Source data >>
☆ ☆ ☆ ☆

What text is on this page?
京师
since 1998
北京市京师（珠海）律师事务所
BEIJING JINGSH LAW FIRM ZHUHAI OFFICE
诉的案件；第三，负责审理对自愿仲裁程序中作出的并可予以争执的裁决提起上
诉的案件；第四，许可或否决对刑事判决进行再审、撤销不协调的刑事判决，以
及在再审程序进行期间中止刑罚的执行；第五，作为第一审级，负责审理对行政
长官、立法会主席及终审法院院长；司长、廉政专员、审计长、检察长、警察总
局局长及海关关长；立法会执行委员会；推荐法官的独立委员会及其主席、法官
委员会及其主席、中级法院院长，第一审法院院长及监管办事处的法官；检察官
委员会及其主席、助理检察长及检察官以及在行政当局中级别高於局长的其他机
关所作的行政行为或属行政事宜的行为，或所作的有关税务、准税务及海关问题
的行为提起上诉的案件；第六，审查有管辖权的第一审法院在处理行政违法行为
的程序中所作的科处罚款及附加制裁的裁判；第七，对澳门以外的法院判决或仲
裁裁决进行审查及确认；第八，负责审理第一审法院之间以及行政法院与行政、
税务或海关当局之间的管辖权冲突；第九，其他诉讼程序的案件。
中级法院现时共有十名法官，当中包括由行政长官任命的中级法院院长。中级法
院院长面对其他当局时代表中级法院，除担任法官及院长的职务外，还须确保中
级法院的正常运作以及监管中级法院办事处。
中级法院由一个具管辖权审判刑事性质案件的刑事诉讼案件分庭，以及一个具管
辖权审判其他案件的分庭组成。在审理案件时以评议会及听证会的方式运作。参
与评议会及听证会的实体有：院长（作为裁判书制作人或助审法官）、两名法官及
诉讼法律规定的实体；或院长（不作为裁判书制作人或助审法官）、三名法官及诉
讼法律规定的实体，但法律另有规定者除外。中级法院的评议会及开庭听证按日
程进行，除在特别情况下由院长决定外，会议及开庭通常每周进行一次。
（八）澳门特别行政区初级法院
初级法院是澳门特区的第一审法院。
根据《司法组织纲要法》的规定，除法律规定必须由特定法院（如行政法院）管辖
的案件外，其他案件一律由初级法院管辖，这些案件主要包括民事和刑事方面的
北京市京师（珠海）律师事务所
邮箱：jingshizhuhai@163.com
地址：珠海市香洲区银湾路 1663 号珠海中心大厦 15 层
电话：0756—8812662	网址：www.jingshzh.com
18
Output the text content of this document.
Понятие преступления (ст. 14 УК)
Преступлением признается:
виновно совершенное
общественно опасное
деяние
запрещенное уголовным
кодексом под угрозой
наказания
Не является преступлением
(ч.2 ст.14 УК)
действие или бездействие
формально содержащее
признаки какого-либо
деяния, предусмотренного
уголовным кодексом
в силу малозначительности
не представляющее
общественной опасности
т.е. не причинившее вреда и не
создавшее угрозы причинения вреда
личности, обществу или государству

☆ ☆ ☆ ☆

Given problem >> From the records, copy every line that has the string "уголовным" in it.

Expected answer >>
запрещенное уголовным
уголовным кодексом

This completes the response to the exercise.